Supplied material:

** START **

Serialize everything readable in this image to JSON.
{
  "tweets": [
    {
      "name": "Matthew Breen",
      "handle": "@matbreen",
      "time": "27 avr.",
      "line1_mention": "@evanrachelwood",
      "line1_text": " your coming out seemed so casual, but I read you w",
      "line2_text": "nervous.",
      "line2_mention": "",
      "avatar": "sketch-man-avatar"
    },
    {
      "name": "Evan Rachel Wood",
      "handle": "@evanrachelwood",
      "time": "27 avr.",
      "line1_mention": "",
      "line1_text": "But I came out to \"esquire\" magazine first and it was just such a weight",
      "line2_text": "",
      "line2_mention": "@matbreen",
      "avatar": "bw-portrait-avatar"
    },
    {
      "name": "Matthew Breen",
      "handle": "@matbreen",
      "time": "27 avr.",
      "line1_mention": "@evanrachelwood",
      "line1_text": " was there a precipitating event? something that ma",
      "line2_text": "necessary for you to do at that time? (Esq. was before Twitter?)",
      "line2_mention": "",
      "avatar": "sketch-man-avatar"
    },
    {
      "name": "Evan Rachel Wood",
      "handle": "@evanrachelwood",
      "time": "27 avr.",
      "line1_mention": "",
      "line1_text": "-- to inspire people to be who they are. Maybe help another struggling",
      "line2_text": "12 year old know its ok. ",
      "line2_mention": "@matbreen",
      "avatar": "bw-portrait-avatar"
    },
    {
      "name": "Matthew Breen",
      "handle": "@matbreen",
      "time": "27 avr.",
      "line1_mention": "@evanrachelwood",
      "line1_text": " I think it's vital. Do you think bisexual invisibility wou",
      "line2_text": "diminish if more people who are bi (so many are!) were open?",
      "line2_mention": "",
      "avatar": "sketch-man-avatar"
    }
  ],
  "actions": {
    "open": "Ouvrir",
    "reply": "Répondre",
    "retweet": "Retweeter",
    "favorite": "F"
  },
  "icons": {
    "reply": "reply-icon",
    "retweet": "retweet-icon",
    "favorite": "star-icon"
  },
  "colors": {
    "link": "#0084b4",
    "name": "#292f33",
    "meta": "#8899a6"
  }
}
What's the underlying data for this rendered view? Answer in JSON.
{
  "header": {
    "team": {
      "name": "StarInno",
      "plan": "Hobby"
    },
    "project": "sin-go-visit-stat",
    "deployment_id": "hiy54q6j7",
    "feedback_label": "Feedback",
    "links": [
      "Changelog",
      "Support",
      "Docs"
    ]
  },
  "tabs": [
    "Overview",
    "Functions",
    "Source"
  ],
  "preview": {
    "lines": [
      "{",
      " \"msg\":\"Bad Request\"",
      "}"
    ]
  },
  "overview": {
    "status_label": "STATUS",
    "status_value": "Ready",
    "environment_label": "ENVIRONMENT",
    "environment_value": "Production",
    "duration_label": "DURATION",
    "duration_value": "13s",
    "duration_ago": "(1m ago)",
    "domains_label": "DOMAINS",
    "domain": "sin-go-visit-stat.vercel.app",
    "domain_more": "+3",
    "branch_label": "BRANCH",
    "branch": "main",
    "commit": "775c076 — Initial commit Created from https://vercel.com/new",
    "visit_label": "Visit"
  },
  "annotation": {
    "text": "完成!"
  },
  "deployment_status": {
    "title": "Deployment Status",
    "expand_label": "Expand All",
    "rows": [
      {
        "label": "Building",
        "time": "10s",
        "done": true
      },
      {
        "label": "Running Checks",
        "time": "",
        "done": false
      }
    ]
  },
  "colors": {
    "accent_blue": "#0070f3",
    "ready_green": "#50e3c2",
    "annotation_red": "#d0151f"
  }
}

** END **

Reproduce each record exactly as it appears.

Solved exercise:
Serialize everything readable in this image to JSON.
{
  "tweets": [
    {
      "name": "Matthew Breen",
      "handle": "@matbreen",
      "time": "27 avr.",
      "line1_mention": "@evanrachelwood",
      "line1_text": " your coming out seemed so casual, but I read you w",
      "line2_text": "nervous.",
      "line2_mention": "",
      "avatar": "sketch-man-avatar"
    },
    {
      "name": "Evan Rachel Wood",
      "handle": "@evanrachelwood",
      "time": "27 avr.",
      "line1_mention": "",
      "line1_text": "But I came out to \"esquire\" magazine first and it was just such a weight",
      "line2_text": "",
      "line2_mention": "@matbreen",
      "avatar": "bw-portrait-avatar"
    },
    {
      "name": "Matthew Breen",
      "handle": "@matbreen",
      "time": "27 avr.",
      "line1_mention": "@evanrachelwood",
      "line1_text": " was there a precipitating event? something that ma",
      "line2_text": "necessary for you to do at that time? (Esq. was before Twitter?)",
      "line2_mention": "",
      "avatar": "sketch-man-avatar"
    },
    {
      "name": "Evan Rachel Wood",
      "handle": "@evanrachelwood",
      "time": "27 avr.",
      "line1_mention": "",
      "line1_text": "-- to inspire people to be who they are. Maybe help another struggling",
      "line2_text": "12 year old know its ok. ",
      "line2_mention": "@matbreen",
      "avatar": "bw-portrait-avatar"
    },
    {
      "name": "Matthew Breen",
      "handle": "@matbreen",
      "time": "27 avr.",
      "line1_mention": "@evanrachelwood",
      "line1_text": " I think it's vital. Do you think bisexual invisibility wou",
      "line2_text": "diminish if more people who are bi (so many are!) were open?",
      "line2_mention": "",
      "avatar": "sketch-man-avatar"
    }
  ],
  "actions": {
    "open": "Ouvrir",
    "reply": "Répondre",
    "retweet": "Retweeter",
    "favorite": "F"
  },
  "icons": {
    "reply": "reply-icon",
    "retweet": "retweet-icon",
    "favorite": "star-icon"
  },
  "colors": {
    "link": "#0084b4",
    "name": "#292f33",
    "meta": "#8899a6"
  }
}
What's the underlying data for this rendered view? Answer in JSON.
{
  "header": {
    "team": {
      "name": "StarInno",
      "plan": "Hobby"
    },
    "project": "sin-go-visit-stat",
    "deployment_id": "hiy54q6j7",
    "feedback_label": "Feedback",
    "links": [
      "Changelog",
      "Support",
      "Docs"
    ]
  },
  "tabs": [
    "Overview",
    "Functions",
    "Source"
  ],
  "preview": {
    "lines": [
      "{",
      " \"msg\":\"Bad Request\"",
      "}"
    ]
  },
  "overview": {
    "status_label": "STATUS",
    "status_value": "Ready",
    "environment_label": "ENVIRONMENT",
    "environment_value": "Production",
    "duration_label": "DURATION",
    "duration_value": "13s",
    "duration_ago": "(1m ago)",
    "domains_label": "DOMAINS",
    "domain": "sin-go-visit-stat.vercel.app",
    "domain_more": "+3",
    "branch_label": "BRANCH",
    "branch": "main",
    "commit": "775c076 — Initial commit Created from https://vercel.com/new",
    "visit_label": "Visit"
  },
  "annotation": {
    "text": "完成!"
  },
  "deployment_status": {
    "title": "Deployment Status",
    "expand_label": "Expand All",
    "rows": [
      {
        "label": "Building",
        "time": "10s",
        "done": true
      },
      {
        "label": "Running Checks",
        "time": "",
        "done": false
      }
    ]
  },
  "colors": {
    "accent_blue": "#0070f3",
    "ready_green": "#50e3c2",
    "annotation_red": "#d0151f"
  }
}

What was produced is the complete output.